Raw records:
* * *

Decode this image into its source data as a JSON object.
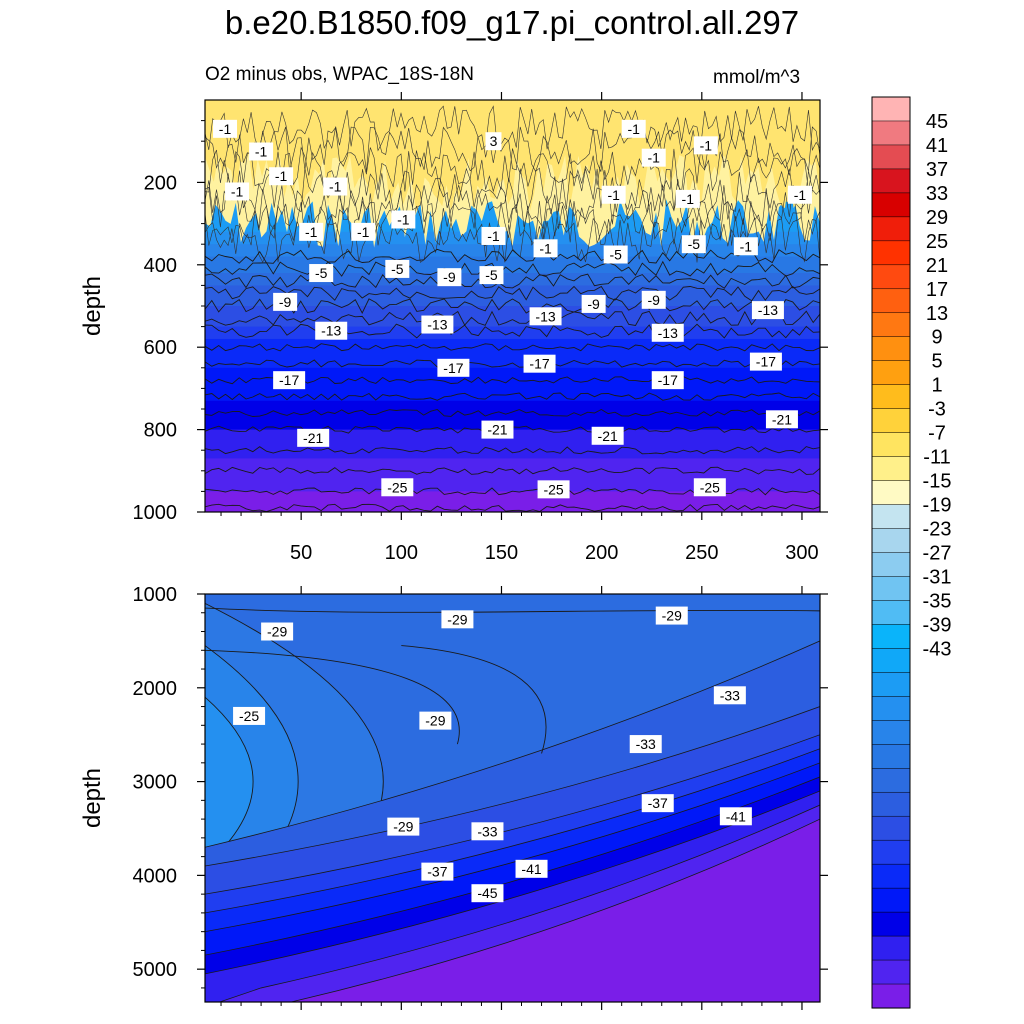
{
  "title": "b.e20.B1850.f09_g17.pi_control.all.297",
  "subtitle": "O2 minus obs, WPAC_18S-18N",
  "units": "mmol/m^3",
  "chart_data": [
    {
      "type": "heatmap",
      "panel": "upper",
      "x_ticks": [
        "50",
        "100",
        "150",
        "200",
        "250",
        "300"
      ],
      "x_tick_values": [
        50,
        100,
        150,
        200,
        250,
        300
      ],
      "xlim": [
        2,
        309
      ],
      "ylabel": "depth",
      "y_ticks": [
        "200",
        "400",
        "600",
        "800",
        "1000"
      ],
      "y_tick_values": [
        200,
        400,
        600,
        800,
        1000
      ],
      "ylim": [
        1000,
        0
      ],
      "profile": [
        {
          "depth": 0,
          "value": 1
        },
        {
          "depth": 100,
          "value": 2
        },
        {
          "depth": 200,
          "value": 2
        },
        {
          "depth": 300,
          "value": 0
        },
        {
          "depth": 350,
          "value": -3
        },
        {
          "depth": 400,
          "value": -6
        },
        {
          "depth": 450,
          "value": -9
        },
        {
          "depth": 500,
          "value": -11
        },
        {
          "depth": 550,
          "value": -13
        },
        {
          "depth": 600,
          "value": -16
        },
        {
          "depth": 650,
          "value": -17
        },
        {
          "depth": 700,
          "value": -18
        },
        {
          "depth": 800,
          "value": -21
        },
        {
          "depth": 900,
          "value": -24
        },
        {
          "depth": 1000,
          "value": -26
        }
      ],
      "contour_labels": [
        {
          "x": 12,
          "y": 70,
          "text": "-1"
        },
        {
          "x": 30,
          "y": 125,
          "text": "-1"
        },
        {
          "x": 40,
          "y": 185,
          "text": "-1"
        },
        {
          "x": 18,
          "y": 222,
          "text": "-1"
        },
        {
          "x": 55,
          "y": 320,
          "text": "-1"
        },
        {
          "x": 67,
          "y": 210,
          "text": "-1"
        },
        {
          "x": 81,
          "y": 320,
          "text": "-1"
        },
        {
          "x": 101,
          "y": 290,
          "text": "-1"
        },
        {
          "x": 146,
          "y": 330,
          "text": "-1"
        },
        {
          "x": 172,
          "y": 360,
          "text": "-1"
        },
        {
          "x": 206,
          "y": 230,
          "text": "-1"
        },
        {
          "x": 216,
          "y": 70,
          "text": "-1"
        },
        {
          "x": 226,
          "y": 140,
          "text": "-1"
        },
        {
          "x": 252,
          "y": 110,
          "text": "-1"
        },
        {
          "x": 243,
          "y": 240,
          "text": "-1"
        },
        {
          "x": 272,
          "y": 355,
          "text": "-1"
        },
        {
          "x": 299,
          "y": 230,
          "text": "-1"
        },
        {
          "x": 146,
          "y": 100,
          "text": "3"
        },
        {
          "x": 60,
          "y": 420,
          "text": "-5"
        },
        {
          "x": 98,
          "y": 410,
          "text": "-5"
        },
        {
          "x": 145,
          "y": 425,
          "text": "-5"
        },
        {
          "x": 207,
          "y": 375,
          "text": "-5"
        },
        {
          "x": 246,
          "y": 350,
          "text": "-5"
        },
        {
          "x": 42,
          "y": 490,
          "text": "-9"
        },
        {
          "x": 124,
          "y": 430,
          "text": "-9"
        },
        {
          "x": 196,
          "y": 495,
          "text": "-9"
        },
        {
          "x": 226,
          "y": 485,
          "text": "-9"
        },
        {
          "x": 65,
          "y": 560,
          "text": "-13"
        },
        {
          "x": 118,
          "y": 545,
          "text": "-13"
        },
        {
          "x": 172,
          "y": 525,
          "text": "-13"
        },
        {
          "x": 233,
          "y": 565,
          "text": "-13"
        },
        {
          "x": 283,
          "y": 510,
          "text": "-13"
        },
        {
          "x": 44,
          "y": 680,
          "text": "-17"
        },
        {
          "x": 126,
          "y": 650,
          "text": "-17"
        },
        {
          "x": 169,
          "y": 640,
          "text": "-17"
        },
        {
          "x": 233,
          "y": 680,
          "text": "-17"
        },
        {
          "x": 282,
          "y": 635,
          "text": "-17"
        },
        {
          "x": 56,
          "y": 820,
          "text": "-21"
        },
        {
          "x": 148,
          "y": 800,
          "text": "-21"
        },
        {
          "x": 203,
          "y": 815,
          "text": "-21"
        },
        {
          "x": 290,
          "y": 775,
          "text": "-21"
        },
        {
          "x": 98,
          "y": 940,
          "text": "-25"
        },
        {
          "x": 176,
          "y": 945,
          "text": "-25"
        },
        {
          "x": 254,
          "y": 940,
          "text": "-25"
        }
      ]
    },
    {
      "type": "heatmap",
      "panel": "lower",
      "xlim": [
        2,
        309
      ],
      "ylabel": "depth",
      "y_ticks": [
        "1000",
        "2000",
        "3000",
        "4000",
        "5000"
      ],
      "y_tick_values": [
        1000,
        2000,
        3000,
        4000,
        5000
      ],
      "ylim": [
        5350,
        1000
      ],
      "contour_labels": [
        {
          "x": 38,
          "y": 1400,
          "text": "-29"
        },
        {
          "x": 128,
          "y": 1270,
          "text": "-29"
        },
        {
          "x": 235,
          "y": 1230,
          "text": "-29"
        },
        {
          "x": 24,
          "y": 2300,
          "text": "-25"
        },
        {
          "x": 117,
          "y": 2350,
          "text": "-29"
        },
        {
          "x": 264,
          "y": 2080,
          "text": "-33"
        },
        {
          "x": 222,
          "y": 2600,
          "text": "-33"
        },
        {
          "x": 101,
          "y": 3480,
          "text": "-29"
        },
        {
          "x": 143,
          "y": 3530,
          "text": "-33"
        },
        {
          "x": 228,
          "y": 3230,
          "text": "-37"
        },
        {
          "x": 267,
          "y": 3370,
          "text": "-41"
        },
        {
          "x": 118,
          "y": 3960,
          "text": "-37"
        },
        {
          "x": 165,
          "y": 3930,
          "text": "-41"
        },
        {
          "x": 143,
          "y": 4190,
          "text": "-45"
        }
      ]
    }
  ],
  "colorbar": {
    "labels": [
      "45",
      "41",
      "37",
      "33",
      "29",
      "25",
      "21",
      "17",
      "13",
      "9",
      "5",
      "1",
      "-3",
      "-7",
      "-11",
      "-15",
      "-19",
      "-23",
      "-27",
      "-31",
      "-35",
      "-39",
      "-43"
    ],
    "colors": [
      "#ffb4b4",
      "#f07a80",
      "#e44c52",
      "#d8141e",
      "#d80000",
      "#f01e0a",
      "#ff3200",
      "#ff4a10",
      "#ff6010",
      "#ff7812",
      "#ff9010",
      "#ffa010",
      "#ffbc1c",
      "#ffd23a",
      "#ffe460",
      "#fff08a",
      "#fffac4",
      "#c4e4f0",
      "#a8d6ee",
      "#8cccf0",
      "#70c4f2",
      "#50bcf4",
      "#0ab4fa",
      "#10a8f8",
      "#1c9cf4",
      "#2490f0",
      "#2884ea",
      "#2878e4",
      "#2c6ce0",
      "#2c5ee0",
      "#2c4ee4",
      "#203ef0",
      "#0a2af8",
      "#0018f8",
      "#0000e8",
      "#3020f0",
      "#5024f0",
      "#7a1ee8"
    ]
  }
}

* * *

▶ [Task to complete]
Copy the material exactly. Do not include the pictures.

▶ [Answer to the problem]
Decode this image into its source data as a JSON object.
{
  "title": "b.e20.B1850.f09_g17.pi_control.all.297",
  "subtitle": "O2 minus obs, WPAC_18S-18N",
  "units": "mmol/m^3",
  "chart_data": [
    {
      "type": "heatmap",
      "panel": "upper",
      "x_ticks": [
        "50",
        "100",
        "150",
        "200",
        "250",
        "300"
      ],
      "x_tick_values": [
        50,
        100,
        150,
        200,
        250,
        300
      ],
      "xlim": [
        2,
        309
      ],
      "ylabel": "depth",
      "y_ticks": [
        "200",
        "400",
        "600",
        "800",
        "1000"
      ],
      "y_tick_values": [
        200,
        400,
        600,
        800,
        1000
      ],
      "ylim": [
        1000,
        0
      ],
      "profile": [
        {
          "depth": 0,
          "value": 1
        },
        {
          "depth": 100,
          "value": 2
        },
        {
          "depth": 200,
          "value": 2
        },
        {
          "depth": 300,
          "value": 0
        },
        {
          "depth": 350,
          "value": -3
        },
        {
          "depth": 400,
          "value": -6
        },
        {
          "depth": 450,
          "value": -9
        },
        {
          "depth": 500,
          "value": -11
        },
        {
          "depth": 550,
          "value": -13
        },
        {
          "depth": 600,
          "value": -16
        },
        {
          "depth": 650,
          "value": -17
        },
        {
          "depth": 700,
          "value": -18
        },
        {
          "depth": 800,
          "value": -21
        },
        {
          "depth": 900,
          "value": -24
        },
        {
          "depth": 1000,
          "value": -26
        }
      ],
      "contour_labels": [
        {
          "x": 12,
          "y": 70,
          "text": "-1"
        },
        {
          "x": 30,
          "y": 125,
          "text": "-1"
        },
        {
          "x": 40,
          "y": 185,
          "text": "-1"
        },
        {
          "x": 18,
          "y": 222,
          "text": "-1"
        },
        {
          "x": 55,
          "y": 320,
          "text": "-1"
        },
        {
          "x": 67,
          "y": 210,
          "text": "-1"
        },
        {
          "x": 81,
          "y": 320,
          "text": "-1"
        },
        {
          "x": 101,
          "y": 290,
          "text": "-1"
        },
        {
          "x": 146,
          "y": 330,
          "text": "-1"
        },
        {
          "x": 172,
          "y": 360,
          "text": "-1"
        },
        {
          "x": 206,
          "y": 230,
          "text": "-1"
        },
        {
          "x": 216,
          "y": 70,
          "text": "-1"
        },
        {
          "x": 226,
          "y": 140,
          "text": "-1"
        },
        {
          "x": 252,
          "y": 110,
          "text": "-1"
        },
        {
          "x": 243,
          "y": 240,
          "text": "-1"
        },
        {
          "x": 272,
          "y": 355,
          "text": "-1"
        },
        {
          "x": 299,
          "y": 230,
          "text": "-1"
        },
        {
          "x": 146,
          "y": 100,
          "text": "3"
        },
        {
          "x": 60,
          "y": 420,
          "text": "-5"
        },
        {
          "x": 98,
          "y": 410,
          "text": "-5"
        },
        {
          "x": 145,
          "y": 425,
          "text": "-5"
        },
        {
          "x": 207,
          "y": 375,
          "text": "-5"
        },
        {
          "x": 246,
          "y": 350,
          "text": "-5"
        },
        {
          "x": 42,
          "y": 490,
          "text": "-9"
        },
        {
          "x": 124,
          "y": 430,
          "text": "-9"
        },
        {
          "x": 196,
          "y": 495,
          "text": "-9"
        },
        {
          "x": 226,
          "y": 485,
          "text": "-9"
        },
        {
          "x": 65,
          "y": 560,
          "text": "-13"
        },
        {
          "x": 118,
          "y": 545,
          "text": "-13"
        },
        {
          "x": 172,
          "y": 525,
          "text": "-13"
        },
        {
          "x": 233,
          "y": 565,
          "text": "-13"
        },
        {
          "x": 283,
          "y": 510,
          "text": "-13"
        },
        {
          "x": 44,
          "y": 680,
          "text": "-17"
        },
        {
          "x": 126,
          "y": 650,
          "text": "-17"
        },
        {
          "x": 169,
          "y": 640,
          "text": "-17"
        },
        {
          "x": 233,
          "y": 680,
          "text": "-17"
        },
        {
          "x": 282,
          "y": 635,
          "text": "-17"
        },
        {
          "x": 56,
          "y": 820,
          "text": "-21"
        },
        {
          "x": 148,
          "y": 800,
          "text": "-21"
        },
        {
          "x": 203,
          "y": 815,
          "text": "-21"
        },
        {
          "x": 290,
          "y": 775,
          "text": "-21"
        },
        {
          "x": 98,
          "y": 940,
          "text": "-25"
        },
        {
          "x": 176,
          "y": 945,
          "text": "-25"
        },
        {
          "x": 254,
          "y": 940,
          "text": "-25"
        }
      ]
    },
    {
      "type": "heatmap",
      "panel": "lower",
      "xlim": [
        2,
        309
      ],
      "ylabel": "depth",
      "y_ticks": [
        "1000",
        "2000",
        "3000",
        "4000",
        "5000"
      ],
      "y_tick_values": [
        1000,
        2000,
        3000,
        4000,
        5000
      ],
      "ylim": [
        5350,
        1000
      ],
      "contour_labels": [
        {
          "x": 38,
          "y": 1400,
          "text": "-29"
        },
        {
          "x": 128,
          "y": 1270,
          "text": "-29"
        },
        {
          "x": 235,
          "y": 1230,
          "text": "-29"
        },
        {
          "x": 24,
          "y": 2300,
          "text": "-25"
        },
        {
          "x": 117,
          "y": 2350,
          "text": "-29"
        },
        {
          "x": 264,
          "y": 2080,
          "text": "-33"
        },
        {
          "x": 222,
          "y": 2600,
          "text": "-33"
        },
        {
          "x": 101,
          "y": 3480,
          "text": "-29"
        },
        {
          "x": 143,
          "y": 3530,
          "text": "-33"
        },
        {
          "x": 228,
          "y": 3230,
          "text": "-37"
        },
        {
          "x": 267,
          "y": 3370,
          "text": "-41"
        },
        {
          "x": 118,
          "y": 3960,
          "text": "-37"
        },
        {
          "x": 165,
          "y": 3930,
          "text": "-41"
        },
        {
          "x": 143,
          "y": 4190,
          "text": "-45"
        }
      ]
    }
  ],
  "colorbar": {
    "labels": [
      "45",
      "41",
      "37",
      "33",
      "29",
      "25",
      "21",
      "17",
      "13",
      "9",
      "5",
      "1",
      "-3",
      "-7",
      "-11",
      "-15",
      "-19",
      "-23",
      "-27",
      "-31",
      "-35",
      "-39",
      "-43"
    ],
    "colors": [
      "#ffb4b4",
      "#f07a80",
      "#e44c52",
      "#d8141e",
      "#d80000",
      "#f01e0a",
      "#ff3200",
      "#ff4a10",
      "#ff6010",
      "#ff7812",
      "#ff9010",
      "#ffa010",
      "#ffbc1c",
      "#ffd23a",
      "#ffe460",
      "#fff08a",
      "#fffac4",
      "#c4e4f0",
      "#a8d6ee",
      "#8cccf0",
      "#70c4f2",
      "#50bcf4",
      "#0ab4fa",
      "#10a8f8",
      "#1c9cf4",
      "#2490f0",
      "#2884ea",
      "#2878e4",
      "#2c6ce0",
      "#2c5ee0",
      "#2c4ee4",
      "#203ef0",
      "#0a2af8",
      "#0018f8",
      "#0000e8",
      "#3020f0",
      "#5024f0",
      "#7a1ee8"
    ]
  }
}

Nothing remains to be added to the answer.